::: Provided information :::

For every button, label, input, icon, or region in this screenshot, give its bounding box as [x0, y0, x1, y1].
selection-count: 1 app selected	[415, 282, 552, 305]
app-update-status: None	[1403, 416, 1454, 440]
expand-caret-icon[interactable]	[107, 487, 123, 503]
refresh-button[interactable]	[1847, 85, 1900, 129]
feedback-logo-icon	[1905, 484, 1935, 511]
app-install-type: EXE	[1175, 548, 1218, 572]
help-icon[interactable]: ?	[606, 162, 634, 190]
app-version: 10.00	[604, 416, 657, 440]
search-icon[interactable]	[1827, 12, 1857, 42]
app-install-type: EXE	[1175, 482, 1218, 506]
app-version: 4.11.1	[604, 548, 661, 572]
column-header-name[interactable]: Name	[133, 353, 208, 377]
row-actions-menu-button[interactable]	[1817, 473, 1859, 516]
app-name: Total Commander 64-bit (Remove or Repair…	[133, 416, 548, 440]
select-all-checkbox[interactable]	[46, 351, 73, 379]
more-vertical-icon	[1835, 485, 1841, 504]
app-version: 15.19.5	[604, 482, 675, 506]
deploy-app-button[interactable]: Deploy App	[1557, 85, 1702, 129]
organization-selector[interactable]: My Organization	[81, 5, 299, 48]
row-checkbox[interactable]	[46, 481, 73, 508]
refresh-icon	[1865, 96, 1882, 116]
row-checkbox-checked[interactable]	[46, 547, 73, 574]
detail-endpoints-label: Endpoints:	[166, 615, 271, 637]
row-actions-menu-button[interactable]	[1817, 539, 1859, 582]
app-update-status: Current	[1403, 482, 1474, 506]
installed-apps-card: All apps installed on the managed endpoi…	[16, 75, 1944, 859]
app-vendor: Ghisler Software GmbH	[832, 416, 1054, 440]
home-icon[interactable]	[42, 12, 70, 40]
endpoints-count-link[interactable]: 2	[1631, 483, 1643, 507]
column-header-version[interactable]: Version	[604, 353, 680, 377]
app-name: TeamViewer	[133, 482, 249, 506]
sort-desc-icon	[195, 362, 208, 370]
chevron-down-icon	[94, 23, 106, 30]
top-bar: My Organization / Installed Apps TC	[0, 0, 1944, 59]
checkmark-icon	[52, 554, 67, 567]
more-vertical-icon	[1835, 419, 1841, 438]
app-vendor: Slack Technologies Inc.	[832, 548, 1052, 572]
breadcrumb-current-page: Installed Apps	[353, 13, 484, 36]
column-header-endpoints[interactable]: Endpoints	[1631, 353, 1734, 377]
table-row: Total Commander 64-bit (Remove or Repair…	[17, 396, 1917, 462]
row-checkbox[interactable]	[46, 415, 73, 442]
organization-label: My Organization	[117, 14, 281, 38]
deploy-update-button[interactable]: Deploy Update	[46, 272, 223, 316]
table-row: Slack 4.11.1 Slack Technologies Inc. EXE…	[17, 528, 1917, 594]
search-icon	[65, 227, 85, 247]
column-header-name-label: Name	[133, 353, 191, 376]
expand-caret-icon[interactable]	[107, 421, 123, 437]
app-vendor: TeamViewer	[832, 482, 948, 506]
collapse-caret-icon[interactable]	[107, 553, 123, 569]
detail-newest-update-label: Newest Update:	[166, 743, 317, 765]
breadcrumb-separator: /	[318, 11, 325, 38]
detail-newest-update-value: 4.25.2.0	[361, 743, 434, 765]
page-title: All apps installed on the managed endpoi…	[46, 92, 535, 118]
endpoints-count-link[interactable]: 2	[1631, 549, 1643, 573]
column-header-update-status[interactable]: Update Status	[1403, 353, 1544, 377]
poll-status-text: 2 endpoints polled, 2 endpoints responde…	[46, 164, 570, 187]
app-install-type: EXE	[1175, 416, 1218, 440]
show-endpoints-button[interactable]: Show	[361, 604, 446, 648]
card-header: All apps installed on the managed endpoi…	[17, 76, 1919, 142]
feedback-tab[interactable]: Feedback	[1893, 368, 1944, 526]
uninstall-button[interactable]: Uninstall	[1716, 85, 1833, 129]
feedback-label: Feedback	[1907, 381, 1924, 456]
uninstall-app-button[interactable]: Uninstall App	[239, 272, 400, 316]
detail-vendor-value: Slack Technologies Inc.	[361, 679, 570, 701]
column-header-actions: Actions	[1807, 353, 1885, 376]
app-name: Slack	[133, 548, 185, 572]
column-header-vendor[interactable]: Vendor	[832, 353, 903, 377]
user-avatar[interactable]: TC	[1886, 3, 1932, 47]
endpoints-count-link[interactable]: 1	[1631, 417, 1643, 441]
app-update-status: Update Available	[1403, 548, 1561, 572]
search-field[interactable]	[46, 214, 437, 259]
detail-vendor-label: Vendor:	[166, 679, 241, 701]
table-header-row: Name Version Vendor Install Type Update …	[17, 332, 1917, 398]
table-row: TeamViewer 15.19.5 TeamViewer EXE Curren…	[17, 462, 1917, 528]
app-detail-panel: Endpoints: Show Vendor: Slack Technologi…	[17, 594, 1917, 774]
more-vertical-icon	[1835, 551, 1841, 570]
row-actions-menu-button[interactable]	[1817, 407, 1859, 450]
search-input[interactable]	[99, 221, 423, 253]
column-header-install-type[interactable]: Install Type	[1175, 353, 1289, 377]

:::

> **What is expected**
Copy every row above word for word, keeping each line as it appears.

> **Written answer**
For every button, label, input, icon, or region in this screenshot, give its bounding box as [x0, y0, x1, y1].
selection-count: 1 app selected	[415, 282, 552, 305]
app-update-status: None	[1403, 416, 1454, 440]
expand-caret-icon[interactable]	[107, 487, 123, 503]
refresh-button[interactable]	[1847, 85, 1900, 129]
feedback-logo-icon	[1905, 484, 1935, 511]
app-install-type: EXE	[1175, 548, 1218, 572]
help-icon[interactable]: ?	[606, 162, 634, 190]
app-version: 10.00	[604, 416, 657, 440]
search-icon[interactable]	[1827, 12, 1857, 42]
app-install-type: EXE	[1175, 482, 1218, 506]
app-version: 4.11.1	[604, 548, 661, 572]
column-header-name[interactable]: Name	[133, 353, 208, 377]
row-actions-menu-button[interactable]	[1817, 473, 1859, 516]
app-name: Total Commander 64-bit (Remove or Repair…	[133, 416, 548, 440]
select-all-checkbox[interactable]	[46, 351, 73, 379]
more-vertical-icon	[1835, 485, 1841, 504]
app-version: 15.19.5	[604, 482, 675, 506]
deploy-app-button[interactable]: Deploy App	[1557, 85, 1702, 129]
organization-selector[interactable]: My Organization	[81, 5, 299, 48]
row-checkbox[interactable]	[46, 481, 73, 508]
refresh-icon	[1865, 96, 1882, 116]
row-checkbox-checked[interactable]	[46, 547, 73, 574]
detail-endpoints-label: Endpoints:	[166, 615, 271, 637]
row-actions-menu-button[interactable]	[1817, 539, 1859, 582]
app-update-status: Current	[1403, 482, 1474, 506]
installed-apps-card: All apps installed on the managed endpoi…	[16, 75, 1944, 859]
app-vendor: Ghisler Software GmbH	[832, 416, 1054, 440]
home-icon[interactable]	[42, 12, 70, 40]
endpoints-count-link[interactable]: 2	[1631, 483, 1643, 507]
column-header-version[interactable]: Version	[604, 353, 680, 377]
app-name: TeamViewer	[133, 482, 249, 506]
sort-desc-icon	[195, 362, 208, 370]
chevron-down-icon	[94, 23, 106, 30]
top-bar: My Organization / Installed Apps TC	[0, 0, 1944, 59]
checkmark-icon	[52, 554, 67, 567]
more-vertical-icon	[1835, 419, 1841, 438]
app-vendor: Slack Technologies Inc.	[832, 548, 1052, 572]
breadcrumb-current-page: Installed Apps	[353, 13, 484, 36]
column-header-endpoints[interactable]: Endpoints	[1631, 353, 1734, 377]
table-row: Total Commander 64-bit (Remove or Repair…	[17, 396, 1917, 462]
row-checkbox[interactable]	[46, 415, 73, 442]
organization-label: My Organization	[117, 14, 281, 38]
deploy-update-button[interactable]: Deploy Update	[46, 272, 223, 316]
table-row: Slack 4.11.1 Slack Technologies Inc. EXE…	[17, 528, 1917, 594]
search-icon	[65, 227, 85, 247]
column-header-name-label: Name	[133, 353, 191, 376]
expand-caret-icon[interactable]	[107, 421, 123, 437]
app-vendor: TeamViewer	[832, 482, 948, 506]
collapse-caret-icon[interactable]	[107, 553, 123, 569]
detail-newest-update-label: Newest Update:	[166, 743, 317, 765]
breadcrumb-separator: /	[318, 11, 325, 38]
detail-newest-update-value: 4.25.2.0	[361, 743, 434, 765]
page-title: All apps installed on the managed endpoi…	[46, 92, 535, 118]
endpoints-count-link[interactable]: 2	[1631, 549, 1643, 573]
column-header-update-status[interactable]: Update Status	[1403, 353, 1544, 377]
poll-status-text: 2 endpoints polled, 2 endpoints responde…	[46, 164, 570, 187]
app-install-type: EXE	[1175, 416, 1218, 440]
show-endpoints-button[interactable]: Show	[361, 604, 446, 648]
card-header: All apps installed on the managed endpoi…	[17, 76, 1919, 142]
feedback-tab[interactable]: Feedback	[1893, 368, 1944, 526]
uninstall-button[interactable]: Uninstall	[1716, 85, 1833, 129]
feedback-label: Feedback	[1907, 381, 1924, 456]
uninstall-app-button[interactable]: Uninstall App	[239, 272, 400, 316]
detail-vendor-value: Slack Technologies Inc.	[361, 679, 570, 701]
column-header-actions: Actions	[1807, 353, 1885, 376]
app-name: Slack	[133, 548, 185, 572]
column-header-vendor[interactable]: Vendor	[832, 353, 903, 377]
user-avatar[interactable]: TC	[1886, 3, 1932, 47]
endpoints-count-link[interactable]: 1	[1631, 417, 1643, 441]
app-update-status: Update Available	[1403, 548, 1561, 572]
search-field[interactable]	[46, 214, 437, 259]
detail-vendor-label: Vendor:	[166, 679, 241, 701]
table-header-row: Name Version Vendor Install Type Update …	[17, 332, 1917, 398]
table-row: TeamViewer 15.19.5 TeamViewer EXE Curren…	[17, 462, 1917, 528]
app-detail-panel: Endpoints: Show Vendor: Slack Technologi…	[17, 594, 1917, 774]
more-vertical-icon	[1835, 551, 1841, 570]
row-actions-menu-button[interactable]	[1817, 407, 1859, 450]
search-input[interactable]	[99, 221, 423, 253]
column-header-install-type[interactable]: Install Type	[1175, 353, 1289, 377]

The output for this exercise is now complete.